Dataset listings of figures:
__________________________________________________
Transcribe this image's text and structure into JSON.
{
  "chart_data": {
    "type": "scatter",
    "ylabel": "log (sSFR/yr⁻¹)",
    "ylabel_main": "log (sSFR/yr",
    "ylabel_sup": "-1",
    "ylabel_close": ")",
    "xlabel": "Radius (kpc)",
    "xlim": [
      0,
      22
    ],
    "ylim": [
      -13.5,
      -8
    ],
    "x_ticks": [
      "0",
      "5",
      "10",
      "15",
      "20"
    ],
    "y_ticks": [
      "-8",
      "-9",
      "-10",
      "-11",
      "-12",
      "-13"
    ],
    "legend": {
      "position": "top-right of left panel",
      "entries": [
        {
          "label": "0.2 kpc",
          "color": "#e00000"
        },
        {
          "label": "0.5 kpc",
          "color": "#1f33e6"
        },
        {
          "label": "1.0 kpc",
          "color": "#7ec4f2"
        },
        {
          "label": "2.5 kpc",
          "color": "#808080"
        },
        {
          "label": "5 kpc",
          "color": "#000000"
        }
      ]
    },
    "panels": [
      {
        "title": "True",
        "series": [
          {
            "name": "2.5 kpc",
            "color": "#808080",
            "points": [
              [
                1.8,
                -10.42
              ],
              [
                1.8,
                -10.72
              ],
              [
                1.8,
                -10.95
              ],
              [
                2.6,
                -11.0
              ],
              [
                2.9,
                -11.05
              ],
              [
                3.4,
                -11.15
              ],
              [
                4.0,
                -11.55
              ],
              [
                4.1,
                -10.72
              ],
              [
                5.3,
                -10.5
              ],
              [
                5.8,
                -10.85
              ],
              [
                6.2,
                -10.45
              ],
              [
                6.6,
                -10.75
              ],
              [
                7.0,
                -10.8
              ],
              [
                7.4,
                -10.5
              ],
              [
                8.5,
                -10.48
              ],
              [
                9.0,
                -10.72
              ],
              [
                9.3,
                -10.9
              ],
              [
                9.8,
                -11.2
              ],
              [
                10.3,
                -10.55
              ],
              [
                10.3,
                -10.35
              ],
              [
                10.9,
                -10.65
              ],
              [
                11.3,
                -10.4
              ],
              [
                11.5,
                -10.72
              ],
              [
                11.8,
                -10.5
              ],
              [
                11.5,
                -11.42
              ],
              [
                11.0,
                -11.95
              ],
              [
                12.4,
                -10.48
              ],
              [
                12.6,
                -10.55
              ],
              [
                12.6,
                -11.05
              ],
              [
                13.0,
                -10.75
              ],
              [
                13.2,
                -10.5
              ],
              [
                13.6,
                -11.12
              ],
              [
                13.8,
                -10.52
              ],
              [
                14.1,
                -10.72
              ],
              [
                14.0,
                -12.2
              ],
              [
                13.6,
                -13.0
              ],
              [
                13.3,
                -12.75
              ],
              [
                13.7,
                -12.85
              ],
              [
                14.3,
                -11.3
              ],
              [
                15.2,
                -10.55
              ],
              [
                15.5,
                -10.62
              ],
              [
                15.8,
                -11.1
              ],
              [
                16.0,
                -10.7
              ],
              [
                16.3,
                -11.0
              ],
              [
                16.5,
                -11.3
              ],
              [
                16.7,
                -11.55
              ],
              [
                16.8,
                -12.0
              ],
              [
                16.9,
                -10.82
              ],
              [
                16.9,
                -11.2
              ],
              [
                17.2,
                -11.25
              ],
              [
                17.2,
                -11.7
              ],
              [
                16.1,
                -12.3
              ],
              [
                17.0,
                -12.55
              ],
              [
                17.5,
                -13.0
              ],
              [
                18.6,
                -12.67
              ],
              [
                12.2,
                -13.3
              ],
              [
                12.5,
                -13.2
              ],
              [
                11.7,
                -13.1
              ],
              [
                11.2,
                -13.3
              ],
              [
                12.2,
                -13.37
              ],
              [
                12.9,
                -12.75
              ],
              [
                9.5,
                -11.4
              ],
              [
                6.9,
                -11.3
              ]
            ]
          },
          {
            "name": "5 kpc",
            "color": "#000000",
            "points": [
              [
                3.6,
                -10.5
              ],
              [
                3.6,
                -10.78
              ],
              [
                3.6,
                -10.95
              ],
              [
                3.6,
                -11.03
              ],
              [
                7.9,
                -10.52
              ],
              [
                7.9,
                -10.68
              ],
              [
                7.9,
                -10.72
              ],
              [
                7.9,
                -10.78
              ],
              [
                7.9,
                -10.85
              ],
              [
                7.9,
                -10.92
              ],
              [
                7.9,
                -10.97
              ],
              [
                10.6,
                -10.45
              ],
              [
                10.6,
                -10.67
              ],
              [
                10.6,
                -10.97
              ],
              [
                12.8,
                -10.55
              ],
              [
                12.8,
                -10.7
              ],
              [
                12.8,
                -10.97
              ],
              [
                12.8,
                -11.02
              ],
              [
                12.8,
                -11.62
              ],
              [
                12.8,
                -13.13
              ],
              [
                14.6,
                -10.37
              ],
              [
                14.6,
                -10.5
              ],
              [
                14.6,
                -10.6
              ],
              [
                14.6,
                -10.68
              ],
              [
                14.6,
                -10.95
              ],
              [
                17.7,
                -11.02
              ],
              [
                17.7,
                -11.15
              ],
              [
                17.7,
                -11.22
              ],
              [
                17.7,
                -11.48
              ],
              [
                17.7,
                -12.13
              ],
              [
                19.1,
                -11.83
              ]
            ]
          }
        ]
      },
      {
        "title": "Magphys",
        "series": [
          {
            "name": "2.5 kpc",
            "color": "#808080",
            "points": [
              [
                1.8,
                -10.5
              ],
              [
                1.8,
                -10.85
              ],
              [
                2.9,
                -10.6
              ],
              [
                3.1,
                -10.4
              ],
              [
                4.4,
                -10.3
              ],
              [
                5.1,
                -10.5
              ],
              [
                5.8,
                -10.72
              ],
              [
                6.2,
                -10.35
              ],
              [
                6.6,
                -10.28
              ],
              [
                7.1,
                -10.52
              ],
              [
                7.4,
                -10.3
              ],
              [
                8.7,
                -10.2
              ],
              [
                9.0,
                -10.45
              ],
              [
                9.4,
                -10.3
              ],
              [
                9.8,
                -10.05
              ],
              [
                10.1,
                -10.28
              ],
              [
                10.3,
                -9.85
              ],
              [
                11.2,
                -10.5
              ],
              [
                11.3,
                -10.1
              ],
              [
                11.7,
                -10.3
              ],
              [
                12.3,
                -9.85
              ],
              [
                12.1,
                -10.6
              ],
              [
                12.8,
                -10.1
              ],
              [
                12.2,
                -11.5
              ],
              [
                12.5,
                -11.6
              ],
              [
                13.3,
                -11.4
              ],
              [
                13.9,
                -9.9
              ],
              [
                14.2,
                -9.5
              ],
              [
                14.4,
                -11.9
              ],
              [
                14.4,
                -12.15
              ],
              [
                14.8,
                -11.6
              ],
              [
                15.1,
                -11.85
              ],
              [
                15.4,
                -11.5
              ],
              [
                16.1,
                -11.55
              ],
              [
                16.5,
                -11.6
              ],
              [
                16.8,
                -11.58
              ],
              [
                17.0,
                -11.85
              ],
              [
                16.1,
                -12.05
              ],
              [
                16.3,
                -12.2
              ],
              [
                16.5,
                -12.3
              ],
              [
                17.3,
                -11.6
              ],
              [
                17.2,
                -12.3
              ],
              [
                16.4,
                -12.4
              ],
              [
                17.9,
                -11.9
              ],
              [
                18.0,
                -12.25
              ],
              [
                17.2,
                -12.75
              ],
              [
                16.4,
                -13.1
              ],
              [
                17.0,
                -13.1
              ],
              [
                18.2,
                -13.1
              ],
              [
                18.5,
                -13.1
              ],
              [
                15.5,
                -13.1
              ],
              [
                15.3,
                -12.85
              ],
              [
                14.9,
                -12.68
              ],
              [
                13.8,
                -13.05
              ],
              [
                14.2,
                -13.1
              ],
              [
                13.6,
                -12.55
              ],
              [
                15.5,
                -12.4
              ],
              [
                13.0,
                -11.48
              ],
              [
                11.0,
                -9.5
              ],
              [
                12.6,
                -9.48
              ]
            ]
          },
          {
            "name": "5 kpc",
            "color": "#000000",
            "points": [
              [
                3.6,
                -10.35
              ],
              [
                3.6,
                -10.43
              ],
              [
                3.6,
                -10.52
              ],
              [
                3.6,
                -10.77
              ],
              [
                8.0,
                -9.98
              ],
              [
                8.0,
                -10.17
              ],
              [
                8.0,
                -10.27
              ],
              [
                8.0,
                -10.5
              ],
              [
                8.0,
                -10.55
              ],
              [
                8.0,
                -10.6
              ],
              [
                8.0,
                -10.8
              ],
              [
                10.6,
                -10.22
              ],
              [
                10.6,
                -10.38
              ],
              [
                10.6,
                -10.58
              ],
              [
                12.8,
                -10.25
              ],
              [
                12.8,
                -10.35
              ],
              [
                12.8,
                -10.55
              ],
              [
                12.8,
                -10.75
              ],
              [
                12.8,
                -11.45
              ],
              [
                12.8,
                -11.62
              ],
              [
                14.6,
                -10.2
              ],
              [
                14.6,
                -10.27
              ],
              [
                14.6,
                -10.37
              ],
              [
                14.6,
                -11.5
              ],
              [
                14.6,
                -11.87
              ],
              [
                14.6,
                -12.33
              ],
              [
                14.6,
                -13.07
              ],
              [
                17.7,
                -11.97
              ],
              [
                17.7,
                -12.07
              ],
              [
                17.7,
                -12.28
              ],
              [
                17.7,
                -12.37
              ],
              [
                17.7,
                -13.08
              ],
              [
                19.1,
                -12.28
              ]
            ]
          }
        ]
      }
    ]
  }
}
__________________________________________________
Where a line in the material contains "sSFR", copy that line.

    "ylabel": "log (sSFR/yr⁻¹)",
    "ylabel_main": "log (sSFR/yr",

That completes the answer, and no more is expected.